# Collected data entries
#####
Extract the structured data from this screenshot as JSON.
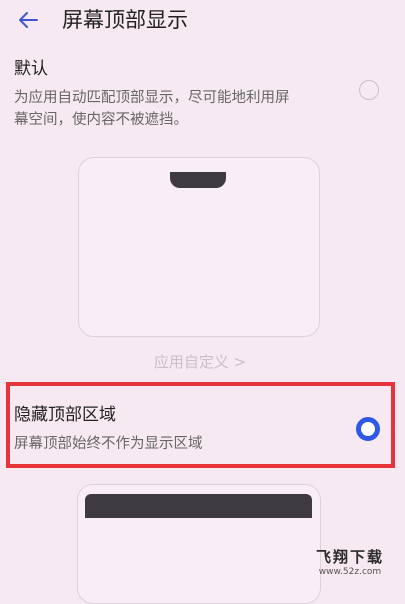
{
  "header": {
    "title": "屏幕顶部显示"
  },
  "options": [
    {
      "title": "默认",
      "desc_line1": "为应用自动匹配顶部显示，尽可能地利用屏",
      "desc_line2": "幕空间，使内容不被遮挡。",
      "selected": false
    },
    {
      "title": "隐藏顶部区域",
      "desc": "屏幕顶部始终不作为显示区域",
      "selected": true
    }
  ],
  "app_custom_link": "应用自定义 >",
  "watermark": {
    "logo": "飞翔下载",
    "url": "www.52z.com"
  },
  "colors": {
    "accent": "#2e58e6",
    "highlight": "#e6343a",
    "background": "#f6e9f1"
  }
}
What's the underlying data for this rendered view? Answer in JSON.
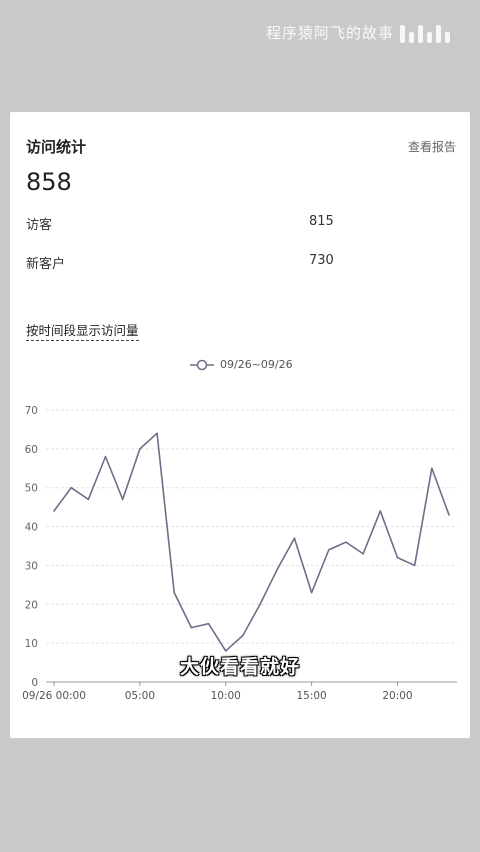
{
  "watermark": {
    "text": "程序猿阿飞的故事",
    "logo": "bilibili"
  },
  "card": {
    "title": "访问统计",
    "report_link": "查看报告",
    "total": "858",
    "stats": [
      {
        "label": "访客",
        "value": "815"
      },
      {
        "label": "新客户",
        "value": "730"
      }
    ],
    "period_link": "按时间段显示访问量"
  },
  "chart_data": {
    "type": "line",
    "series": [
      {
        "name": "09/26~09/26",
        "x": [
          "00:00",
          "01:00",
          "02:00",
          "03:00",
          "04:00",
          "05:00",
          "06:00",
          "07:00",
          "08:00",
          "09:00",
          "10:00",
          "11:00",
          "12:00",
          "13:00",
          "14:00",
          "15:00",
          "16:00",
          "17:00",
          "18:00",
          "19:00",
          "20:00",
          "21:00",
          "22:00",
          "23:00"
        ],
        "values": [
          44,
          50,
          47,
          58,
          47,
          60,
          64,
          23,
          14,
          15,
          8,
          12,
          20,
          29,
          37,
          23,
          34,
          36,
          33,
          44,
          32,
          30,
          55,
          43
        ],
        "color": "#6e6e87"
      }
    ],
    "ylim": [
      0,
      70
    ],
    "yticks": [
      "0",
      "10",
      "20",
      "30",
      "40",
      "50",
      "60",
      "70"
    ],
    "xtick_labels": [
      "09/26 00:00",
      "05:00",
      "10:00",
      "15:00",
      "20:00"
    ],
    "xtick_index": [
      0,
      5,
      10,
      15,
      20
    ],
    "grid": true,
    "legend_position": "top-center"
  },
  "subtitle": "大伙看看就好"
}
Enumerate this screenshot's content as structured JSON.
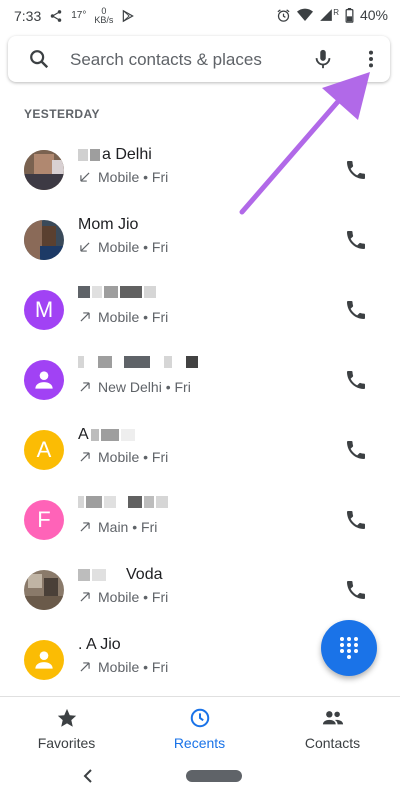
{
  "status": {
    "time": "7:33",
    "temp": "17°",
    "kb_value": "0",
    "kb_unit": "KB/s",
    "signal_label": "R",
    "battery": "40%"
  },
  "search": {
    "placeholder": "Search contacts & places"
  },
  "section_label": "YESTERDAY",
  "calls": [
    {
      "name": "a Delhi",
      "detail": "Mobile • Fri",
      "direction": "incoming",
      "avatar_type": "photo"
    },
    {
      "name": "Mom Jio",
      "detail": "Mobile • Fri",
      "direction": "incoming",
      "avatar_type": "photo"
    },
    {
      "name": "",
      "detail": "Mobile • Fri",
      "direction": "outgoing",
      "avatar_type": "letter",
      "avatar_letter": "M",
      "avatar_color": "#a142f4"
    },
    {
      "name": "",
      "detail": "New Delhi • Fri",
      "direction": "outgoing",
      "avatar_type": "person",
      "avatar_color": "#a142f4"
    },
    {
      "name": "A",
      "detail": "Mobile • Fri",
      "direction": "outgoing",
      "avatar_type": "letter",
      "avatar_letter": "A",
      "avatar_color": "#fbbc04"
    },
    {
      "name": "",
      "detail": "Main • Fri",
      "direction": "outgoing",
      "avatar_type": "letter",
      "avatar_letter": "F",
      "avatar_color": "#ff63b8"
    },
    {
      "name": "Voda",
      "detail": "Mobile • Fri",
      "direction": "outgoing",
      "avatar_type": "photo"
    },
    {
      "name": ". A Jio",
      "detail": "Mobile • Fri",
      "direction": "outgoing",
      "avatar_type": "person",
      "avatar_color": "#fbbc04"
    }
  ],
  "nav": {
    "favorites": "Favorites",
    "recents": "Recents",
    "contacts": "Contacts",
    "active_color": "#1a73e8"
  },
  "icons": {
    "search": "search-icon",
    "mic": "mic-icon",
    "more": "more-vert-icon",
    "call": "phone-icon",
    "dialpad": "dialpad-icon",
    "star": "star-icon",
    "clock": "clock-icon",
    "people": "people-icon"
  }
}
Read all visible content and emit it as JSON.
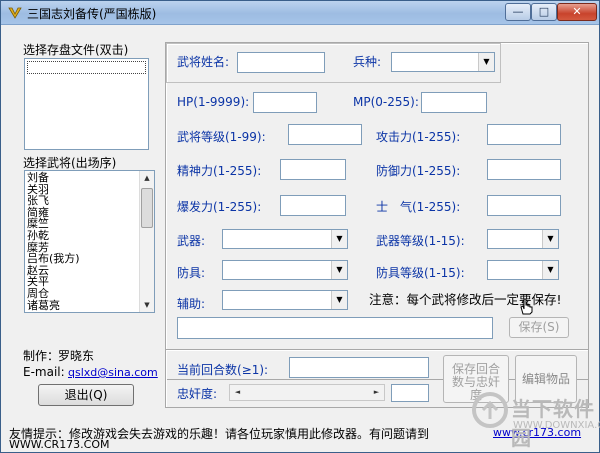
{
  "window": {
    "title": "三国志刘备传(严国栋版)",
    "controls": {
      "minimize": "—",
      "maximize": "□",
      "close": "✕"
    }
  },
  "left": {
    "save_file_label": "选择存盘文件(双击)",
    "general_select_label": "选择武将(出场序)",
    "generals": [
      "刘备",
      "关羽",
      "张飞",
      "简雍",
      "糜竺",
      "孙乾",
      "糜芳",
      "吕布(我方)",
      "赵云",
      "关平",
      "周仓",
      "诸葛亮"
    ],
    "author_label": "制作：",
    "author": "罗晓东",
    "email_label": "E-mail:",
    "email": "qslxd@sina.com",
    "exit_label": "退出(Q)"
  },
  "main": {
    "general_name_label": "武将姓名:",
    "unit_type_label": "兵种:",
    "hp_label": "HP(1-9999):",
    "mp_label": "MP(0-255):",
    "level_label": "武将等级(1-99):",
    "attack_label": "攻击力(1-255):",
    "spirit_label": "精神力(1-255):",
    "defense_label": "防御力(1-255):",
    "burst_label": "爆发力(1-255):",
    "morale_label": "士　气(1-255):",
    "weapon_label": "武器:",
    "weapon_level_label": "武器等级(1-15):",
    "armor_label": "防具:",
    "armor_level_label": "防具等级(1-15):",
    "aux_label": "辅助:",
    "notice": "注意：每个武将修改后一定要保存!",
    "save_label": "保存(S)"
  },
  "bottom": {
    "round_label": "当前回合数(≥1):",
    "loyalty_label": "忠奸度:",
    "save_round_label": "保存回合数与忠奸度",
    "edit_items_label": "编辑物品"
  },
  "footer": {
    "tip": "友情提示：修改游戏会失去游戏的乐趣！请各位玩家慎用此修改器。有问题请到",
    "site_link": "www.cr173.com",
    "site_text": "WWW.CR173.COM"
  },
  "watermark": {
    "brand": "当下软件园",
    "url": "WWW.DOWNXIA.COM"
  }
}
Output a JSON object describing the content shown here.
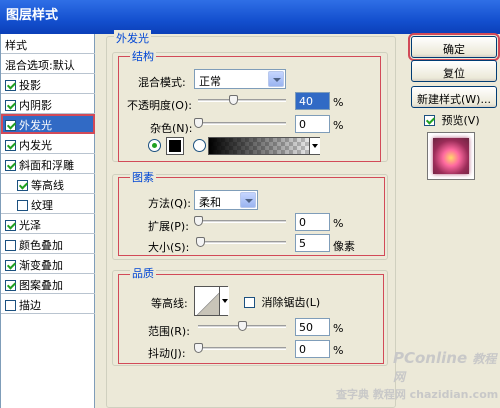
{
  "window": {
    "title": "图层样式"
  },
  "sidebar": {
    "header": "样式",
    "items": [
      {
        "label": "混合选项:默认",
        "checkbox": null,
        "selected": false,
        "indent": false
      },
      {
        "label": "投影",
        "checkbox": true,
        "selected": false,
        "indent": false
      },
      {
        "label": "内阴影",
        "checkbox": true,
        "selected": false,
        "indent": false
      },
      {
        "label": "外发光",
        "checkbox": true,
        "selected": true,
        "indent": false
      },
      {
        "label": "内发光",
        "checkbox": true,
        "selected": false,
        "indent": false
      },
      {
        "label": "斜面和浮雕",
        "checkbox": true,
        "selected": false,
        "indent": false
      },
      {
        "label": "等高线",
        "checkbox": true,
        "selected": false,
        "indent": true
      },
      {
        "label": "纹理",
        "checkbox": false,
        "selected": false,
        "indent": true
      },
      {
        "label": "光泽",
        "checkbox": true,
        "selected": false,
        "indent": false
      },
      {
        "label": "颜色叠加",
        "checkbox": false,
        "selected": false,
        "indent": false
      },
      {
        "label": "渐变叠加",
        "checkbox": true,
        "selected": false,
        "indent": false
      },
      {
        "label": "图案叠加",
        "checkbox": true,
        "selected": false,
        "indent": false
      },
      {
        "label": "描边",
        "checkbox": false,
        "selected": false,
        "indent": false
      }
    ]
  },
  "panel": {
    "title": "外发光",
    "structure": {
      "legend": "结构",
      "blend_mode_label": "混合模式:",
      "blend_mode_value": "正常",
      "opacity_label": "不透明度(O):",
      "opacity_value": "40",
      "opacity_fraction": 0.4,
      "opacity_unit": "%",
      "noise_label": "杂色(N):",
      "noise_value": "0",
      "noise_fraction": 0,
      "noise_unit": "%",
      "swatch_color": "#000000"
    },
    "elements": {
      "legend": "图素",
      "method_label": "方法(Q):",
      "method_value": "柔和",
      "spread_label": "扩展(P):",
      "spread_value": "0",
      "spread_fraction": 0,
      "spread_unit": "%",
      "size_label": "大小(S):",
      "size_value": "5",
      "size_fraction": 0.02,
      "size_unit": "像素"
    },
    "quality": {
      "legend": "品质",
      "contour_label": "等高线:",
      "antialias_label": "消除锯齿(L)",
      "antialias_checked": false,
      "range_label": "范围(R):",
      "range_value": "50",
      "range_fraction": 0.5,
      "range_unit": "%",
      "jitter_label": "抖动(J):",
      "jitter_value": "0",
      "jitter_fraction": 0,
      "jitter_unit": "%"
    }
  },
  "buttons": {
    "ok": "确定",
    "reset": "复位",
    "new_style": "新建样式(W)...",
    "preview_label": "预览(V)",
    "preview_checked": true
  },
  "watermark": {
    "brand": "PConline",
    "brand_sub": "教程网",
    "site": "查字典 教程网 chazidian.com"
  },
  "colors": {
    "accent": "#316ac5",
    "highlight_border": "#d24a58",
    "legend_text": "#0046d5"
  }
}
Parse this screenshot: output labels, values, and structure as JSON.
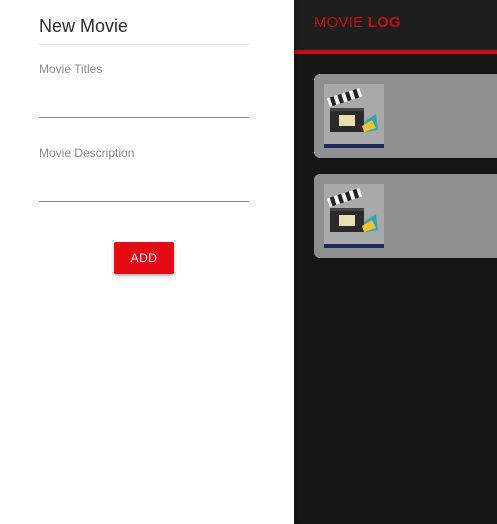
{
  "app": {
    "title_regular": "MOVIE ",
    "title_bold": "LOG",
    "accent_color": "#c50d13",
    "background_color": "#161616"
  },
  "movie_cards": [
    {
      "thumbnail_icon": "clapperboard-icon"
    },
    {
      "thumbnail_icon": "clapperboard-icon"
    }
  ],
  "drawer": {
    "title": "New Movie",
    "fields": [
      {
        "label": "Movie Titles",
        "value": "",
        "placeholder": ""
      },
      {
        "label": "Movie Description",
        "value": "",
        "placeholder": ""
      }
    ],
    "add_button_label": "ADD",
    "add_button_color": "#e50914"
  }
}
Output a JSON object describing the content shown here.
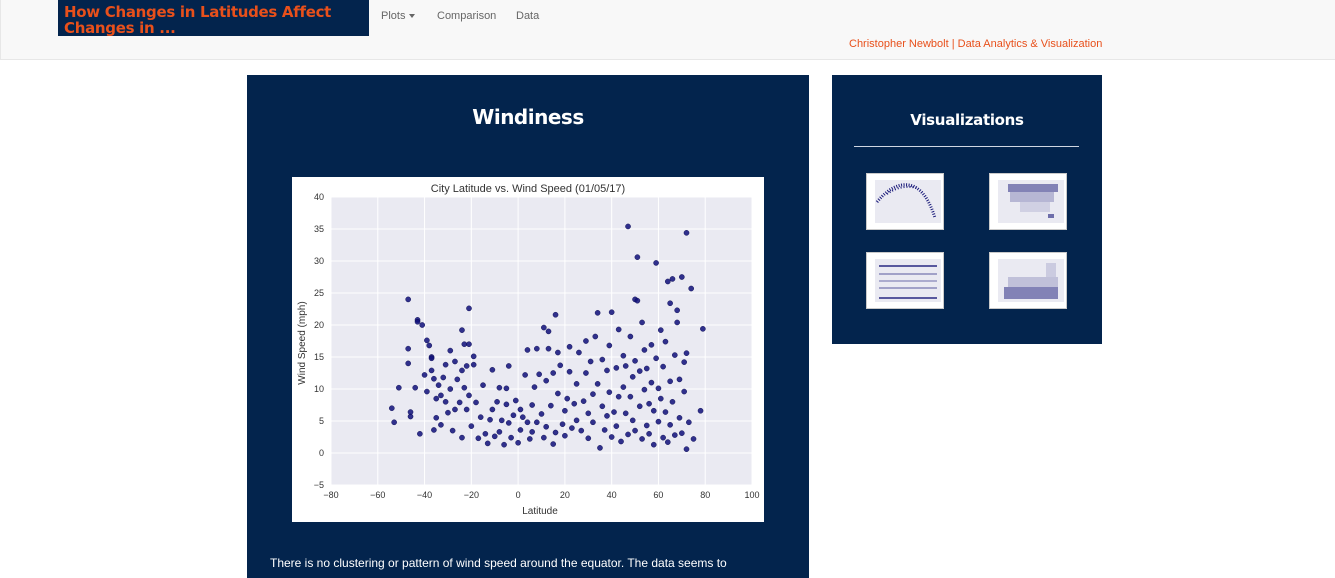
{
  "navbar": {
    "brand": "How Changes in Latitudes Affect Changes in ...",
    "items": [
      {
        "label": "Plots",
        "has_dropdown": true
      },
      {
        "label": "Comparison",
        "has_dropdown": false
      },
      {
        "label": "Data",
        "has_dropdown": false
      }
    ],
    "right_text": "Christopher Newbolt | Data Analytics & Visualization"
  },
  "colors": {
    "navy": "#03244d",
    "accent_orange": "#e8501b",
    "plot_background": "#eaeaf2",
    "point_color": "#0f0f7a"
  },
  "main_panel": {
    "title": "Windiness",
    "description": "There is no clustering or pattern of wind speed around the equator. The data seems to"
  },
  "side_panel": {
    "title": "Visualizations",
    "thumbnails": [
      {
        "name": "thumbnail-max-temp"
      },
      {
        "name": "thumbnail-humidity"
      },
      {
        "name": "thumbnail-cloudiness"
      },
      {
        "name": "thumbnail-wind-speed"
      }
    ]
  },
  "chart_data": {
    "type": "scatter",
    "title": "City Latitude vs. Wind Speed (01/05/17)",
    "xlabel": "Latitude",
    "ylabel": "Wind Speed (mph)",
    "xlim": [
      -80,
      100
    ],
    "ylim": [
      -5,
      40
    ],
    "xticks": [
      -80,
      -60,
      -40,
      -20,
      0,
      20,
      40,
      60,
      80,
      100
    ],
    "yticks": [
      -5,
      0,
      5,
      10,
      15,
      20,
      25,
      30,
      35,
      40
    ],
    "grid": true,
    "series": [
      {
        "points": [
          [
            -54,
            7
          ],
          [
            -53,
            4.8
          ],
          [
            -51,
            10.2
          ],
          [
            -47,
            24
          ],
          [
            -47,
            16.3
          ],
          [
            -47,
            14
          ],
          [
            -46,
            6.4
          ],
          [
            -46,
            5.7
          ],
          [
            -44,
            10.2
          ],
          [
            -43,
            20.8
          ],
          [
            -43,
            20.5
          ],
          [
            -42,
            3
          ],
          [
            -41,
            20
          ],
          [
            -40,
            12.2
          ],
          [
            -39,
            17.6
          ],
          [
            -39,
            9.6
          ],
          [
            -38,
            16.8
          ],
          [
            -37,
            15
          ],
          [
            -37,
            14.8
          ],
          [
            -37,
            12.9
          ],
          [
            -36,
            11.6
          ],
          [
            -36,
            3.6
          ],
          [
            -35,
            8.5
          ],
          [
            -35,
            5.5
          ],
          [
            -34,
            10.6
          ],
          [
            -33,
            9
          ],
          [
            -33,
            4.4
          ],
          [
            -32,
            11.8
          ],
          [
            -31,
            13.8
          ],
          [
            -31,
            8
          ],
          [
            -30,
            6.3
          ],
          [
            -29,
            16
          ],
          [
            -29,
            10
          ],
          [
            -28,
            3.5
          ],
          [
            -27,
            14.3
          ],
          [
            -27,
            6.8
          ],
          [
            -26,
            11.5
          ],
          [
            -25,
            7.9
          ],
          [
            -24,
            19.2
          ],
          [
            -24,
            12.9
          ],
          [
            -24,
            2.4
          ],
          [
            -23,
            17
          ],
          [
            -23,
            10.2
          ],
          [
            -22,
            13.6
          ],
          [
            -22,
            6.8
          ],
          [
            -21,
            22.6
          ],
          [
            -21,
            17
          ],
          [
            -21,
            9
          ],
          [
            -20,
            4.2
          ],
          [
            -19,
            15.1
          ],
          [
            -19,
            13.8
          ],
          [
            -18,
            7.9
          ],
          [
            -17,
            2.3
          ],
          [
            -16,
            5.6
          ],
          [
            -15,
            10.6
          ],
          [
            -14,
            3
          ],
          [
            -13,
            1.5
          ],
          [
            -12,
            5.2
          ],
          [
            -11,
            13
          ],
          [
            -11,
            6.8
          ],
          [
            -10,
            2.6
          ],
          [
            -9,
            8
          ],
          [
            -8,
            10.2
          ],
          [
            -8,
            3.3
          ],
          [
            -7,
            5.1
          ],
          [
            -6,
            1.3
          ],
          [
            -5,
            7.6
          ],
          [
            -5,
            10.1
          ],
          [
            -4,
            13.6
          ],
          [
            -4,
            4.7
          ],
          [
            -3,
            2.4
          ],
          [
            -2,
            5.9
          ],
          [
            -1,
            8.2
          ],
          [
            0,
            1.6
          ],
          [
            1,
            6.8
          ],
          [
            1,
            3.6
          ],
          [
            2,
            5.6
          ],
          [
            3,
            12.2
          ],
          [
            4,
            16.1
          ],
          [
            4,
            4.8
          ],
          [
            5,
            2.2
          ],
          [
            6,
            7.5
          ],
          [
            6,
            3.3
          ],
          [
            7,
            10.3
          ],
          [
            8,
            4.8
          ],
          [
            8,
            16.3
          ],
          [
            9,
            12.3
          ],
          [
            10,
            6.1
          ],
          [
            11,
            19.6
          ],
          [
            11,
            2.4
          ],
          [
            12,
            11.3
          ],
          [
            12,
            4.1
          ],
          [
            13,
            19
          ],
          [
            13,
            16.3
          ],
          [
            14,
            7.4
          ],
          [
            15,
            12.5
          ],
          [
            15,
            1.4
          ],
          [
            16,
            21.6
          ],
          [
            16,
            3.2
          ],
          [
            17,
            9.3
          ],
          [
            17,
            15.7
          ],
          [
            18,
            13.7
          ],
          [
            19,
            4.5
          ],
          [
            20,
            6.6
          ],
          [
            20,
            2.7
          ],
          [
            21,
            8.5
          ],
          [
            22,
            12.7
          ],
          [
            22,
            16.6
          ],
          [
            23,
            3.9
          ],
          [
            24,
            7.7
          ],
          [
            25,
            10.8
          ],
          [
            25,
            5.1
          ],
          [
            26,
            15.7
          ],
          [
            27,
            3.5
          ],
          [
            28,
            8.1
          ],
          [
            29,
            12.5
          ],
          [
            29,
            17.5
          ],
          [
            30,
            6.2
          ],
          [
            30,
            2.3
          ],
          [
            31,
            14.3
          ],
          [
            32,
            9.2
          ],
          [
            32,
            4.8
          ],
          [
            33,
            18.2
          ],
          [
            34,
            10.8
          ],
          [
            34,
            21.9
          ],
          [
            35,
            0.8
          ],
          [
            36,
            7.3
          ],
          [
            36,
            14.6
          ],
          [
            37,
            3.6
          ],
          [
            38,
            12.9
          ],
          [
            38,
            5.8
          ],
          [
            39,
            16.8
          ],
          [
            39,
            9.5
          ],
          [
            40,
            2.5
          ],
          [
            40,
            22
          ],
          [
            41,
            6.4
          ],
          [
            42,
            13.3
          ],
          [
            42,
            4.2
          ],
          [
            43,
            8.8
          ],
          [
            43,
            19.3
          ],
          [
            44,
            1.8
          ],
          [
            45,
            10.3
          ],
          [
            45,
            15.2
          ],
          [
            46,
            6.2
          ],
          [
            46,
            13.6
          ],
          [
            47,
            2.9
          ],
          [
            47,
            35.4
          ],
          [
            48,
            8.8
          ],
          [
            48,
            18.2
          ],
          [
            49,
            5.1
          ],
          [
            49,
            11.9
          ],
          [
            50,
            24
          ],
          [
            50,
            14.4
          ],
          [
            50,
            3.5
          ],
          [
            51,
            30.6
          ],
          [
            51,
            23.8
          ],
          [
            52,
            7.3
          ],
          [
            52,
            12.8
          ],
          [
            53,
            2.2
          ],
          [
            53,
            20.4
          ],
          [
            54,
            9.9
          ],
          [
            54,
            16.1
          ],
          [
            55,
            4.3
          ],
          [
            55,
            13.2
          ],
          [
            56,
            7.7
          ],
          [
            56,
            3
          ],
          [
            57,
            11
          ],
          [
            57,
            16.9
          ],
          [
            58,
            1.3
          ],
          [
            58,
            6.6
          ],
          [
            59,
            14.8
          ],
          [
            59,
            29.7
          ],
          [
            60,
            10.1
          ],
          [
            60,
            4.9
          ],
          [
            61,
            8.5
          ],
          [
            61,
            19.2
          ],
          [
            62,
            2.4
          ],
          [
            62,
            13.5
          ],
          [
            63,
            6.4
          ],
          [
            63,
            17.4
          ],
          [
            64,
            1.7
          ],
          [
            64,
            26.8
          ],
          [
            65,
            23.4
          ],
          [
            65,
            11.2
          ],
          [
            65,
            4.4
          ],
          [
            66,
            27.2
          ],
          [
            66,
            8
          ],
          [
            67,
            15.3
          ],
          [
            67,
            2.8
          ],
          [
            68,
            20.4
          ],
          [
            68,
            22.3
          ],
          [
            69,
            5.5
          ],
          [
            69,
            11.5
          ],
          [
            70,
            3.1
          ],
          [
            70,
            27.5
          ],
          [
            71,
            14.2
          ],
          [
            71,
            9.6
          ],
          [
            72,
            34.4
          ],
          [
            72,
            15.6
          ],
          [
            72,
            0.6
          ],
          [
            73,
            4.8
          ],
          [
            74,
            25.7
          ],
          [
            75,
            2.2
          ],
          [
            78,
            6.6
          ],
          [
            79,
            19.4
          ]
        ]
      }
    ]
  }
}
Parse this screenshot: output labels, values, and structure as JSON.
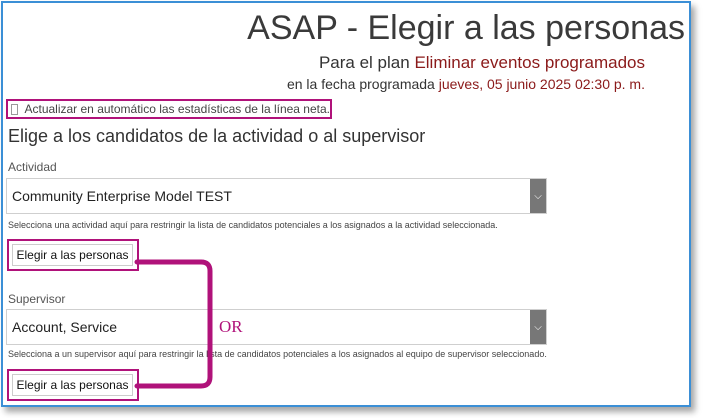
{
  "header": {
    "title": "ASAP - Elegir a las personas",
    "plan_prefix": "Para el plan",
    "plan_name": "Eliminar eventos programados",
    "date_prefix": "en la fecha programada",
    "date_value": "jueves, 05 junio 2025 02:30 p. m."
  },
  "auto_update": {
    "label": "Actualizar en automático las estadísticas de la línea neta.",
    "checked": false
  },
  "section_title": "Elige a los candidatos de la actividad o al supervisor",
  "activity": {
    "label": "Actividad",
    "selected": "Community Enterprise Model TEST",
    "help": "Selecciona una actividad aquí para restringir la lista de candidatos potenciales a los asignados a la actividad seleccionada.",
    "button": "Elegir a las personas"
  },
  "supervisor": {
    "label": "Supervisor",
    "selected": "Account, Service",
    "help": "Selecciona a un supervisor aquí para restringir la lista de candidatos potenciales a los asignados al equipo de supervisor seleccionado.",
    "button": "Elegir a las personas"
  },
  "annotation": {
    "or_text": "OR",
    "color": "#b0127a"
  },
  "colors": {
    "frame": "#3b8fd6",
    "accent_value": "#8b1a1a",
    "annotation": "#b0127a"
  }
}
#####
Go through the data and gather every line that holds "aquí".

    "help": "Selecciona una actividad aquí para restringir la lista de candidatos potenciales a los asignados a la actividad seleccionada.",
    "help": "Selecciona a un supervisor aquí para restringir la lista de candidatos potenciales a los asignados al equipo de supervisor seleccionado.",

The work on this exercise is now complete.